Task to complete
Please pull every line from the rows below and reproduce each one word for word, omitting the pictures.

+ + + +

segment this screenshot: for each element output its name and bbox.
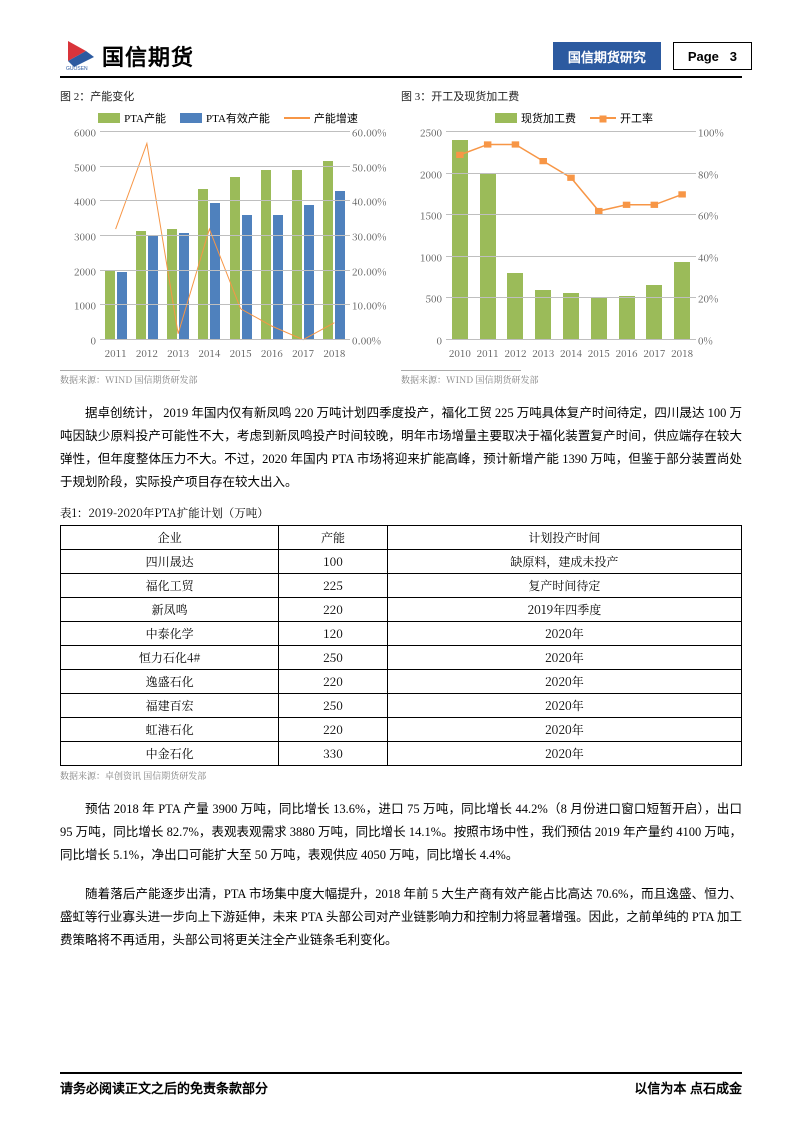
header-rule [60, 76, 742, 78]
chart-capacity: PTA产能PTA有效产能产能增速 20112012201320142015201… [60, 106, 396, 366]
table-row: 逸盛石化2202020年 [61, 669, 742, 693]
capacity-table: 企业产能计划投产时间 四川晟达100缺原料，建成未投产福化工贸225复产时间待定… [60, 525, 742, 766]
para-estimate: 预估 2018 年 PTA 产量 3900 万吨，同比增长 13.6%，进口 7… [60, 798, 742, 867]
table-row: 中金石化3302020年 [61, 741, 742, 765]
table-row: 新凤鸣2202019年四季度 [61, 597, 742, 621]
company-name: 国信期货 [102, 40, 194, 72]
table-row: 四川晟达100缺原料，建成未投产 [61, 549, 742, 573]
footer-slogan: 以信为本 点石成金 [634, 1078, 742, 1097]
table1-caption: 表1：2019-2020年PTA扩能计划（万吨） [60, 505, 742, 521]
header-research-box: 国信期货研究 [553, 42, 661, 70]
table-header: 计划投产时间 [387, 525, 741, 549]
table-header: 产能 [279, 525, 387, 549]
figure3-caption: 图 3：开工及现货加工费 [401, 88, 742, 104]
table1-source: 数据来源：卓创资讯 国信期货研发部 [60, 769, 742, 782]
footer-rule [60, 1072, 742, 1074]
table-row: 福化工贸225复产时间待定 [61, 573, 742, 597]
table-header: 企业 [61, 525, 279, 549]
para-intro: 据卓创统计， 2019 年国内仅有新凤鸣 220 万吨计划四季度投产，福化工贸 … [60, 402, 742, 495]
figure3-source: 数据来源：WIND 国信期货研发部 [401, 373, 742, 386]
table-row: 虹港石化2202020年 [61, 717, 742, 741]
chart-utilization: 现货加工费开工率 2010201120122013201420152016201… [406, 106, 742, 366]
figure2-source: 数据来源：WIND 国信期货研发部 [60, 373, 401, 386]
footer-disclaimer: 请务必阅读正文之后的免责条款部分 [60, 1078, 268, 1097]
logo: GUOSEN 国信期货 [60, 40, 194, 72]
logo-icon: GUOSEN [60, 41, 96, 71]
figure2-caption: 图 2：产能变化 [60, 88, 401, 104]
header-page-box: Page 3 [673, 42, 752, 70]
table-row: 恒力石化4#2502020年 [61, 645, 742, 669]
svg-text:GUOSEN: GUOSEN [66, 66, 88, 71]
para-concentration: 随着落后产能逐步出清，PTA 市场集中度大幅提升，2018 年前 5 大生产商有… [60, 883, 742, 952]
table-row: 福建百宏2502020年 [61, 693, 742, 717]
table-row: 中泰化学1202020年 [61, 621, 742, 645]
page-number: 3 [730, 49, 737, 64]
page-label: Page [688, 49, 719, 64]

+ + + +

Correct output
segment this screenshot: for each element output its name and bbox.
header-rule [60, 76, 742, 78]
chart-capacity: PTA产能PTA有效产能产能增速 20112012201320142015201… [60, 106, 396, 366]
table-row: 逸盛石化2202020年 [61, 669, 742, 693]
capacity-table: 企业产能计划投产时间 四川晟达100缺原料，建成未投产福化工贸225复产时间待定… [60, 525, 742, 766]
para-estimate: 预估 2018 年 PTA 产量 3900 万吨，同比增长 13.6%，进口 7… [60, 798, 742, 867]
table-row: 中金石化3302020年 [61, 741, 742, 765]
table-row: 新凤鸣2202019年四季度 [61, 597, 742, 621]
company-name: 国信期货 [102, 40, 194, 72]
table-row: 四川晟达100缺原料，建成未投产 [61, 549, 742, 573]
footer-slogan: 以信为本 点石成金 [634, 1078, 742, 1097]
table1-caption: 表1：2019-2020年PTA扩能计划（万吨） [60, 505, 742, 521]
header-research-box: 国信期货研究 [553, 42, 661, 70]
table-header: 计划投产时间 [387, 525, 741, 549]
table-header: 产能 [279, 525, 387, 549]
figure3-caption: 图 3：开工及现货加工费 [401, 88, 742, 104]
table1-source: 数据来源：卓创资讯 国信期货研发部 [60, 769, 742, 782]
footer-rule [60, 1072, 742, 1074]
table-row: 福化工贸225复产时间待定 [61, 573, 742, 597]
table-header: 企业 [61, 525, 279, 549]
para-intro: 据卓创统计， 2019 年国内仅有新凤鸣 220 万吨计划四季度投产，福化工贸 … [60, 402, 742, 495]
figure3-source: 数据来源：WIND 国信期货研发部 [401, 373, 742, 386]
table-row: 虹港石化2202020年 [61, 717, 742, 741]
chart-utilization: 现货加工费开工率 2010201120122013201420152016201… [406, 106, 742, 366]
figure2-source: 数据来源：WIND 国信期货研发部 [60, 373, 401, 386]
footer-disclaimer: 请务必阅读正文之后的免责条款部分 [60, 1078, 268, 1097]
logo: GUOSEN 国信期货 [60, 40, 194, 72]
logo-icon: GUOSEN [60, 41, 96, 71]
figure2-caption: 图 2：产能变化 [60, 88, 401, 104]
header-page-box: Page 3 [673, 42, 752, 70]
table-row: 恒力石化4#2502020年 [61, 645, 742, 669]
svg-text:GUOSEN: GUOSEN [66, 66, 88, 71]
para-concentration: 随着落后产能逐步出清，PTA 市场集中度大幅提升，2018 年前 5 大生产商有… [60, 883, 742, 952]
table-row: 福建百宏2502020年 [61, 693, 742, 717]
table-row: 中泰化学1202020年 [61, 621, 742, 645]
page-number: 3 [730, 49, 737, 64]
page-label: Page [688, 49, 719, 64]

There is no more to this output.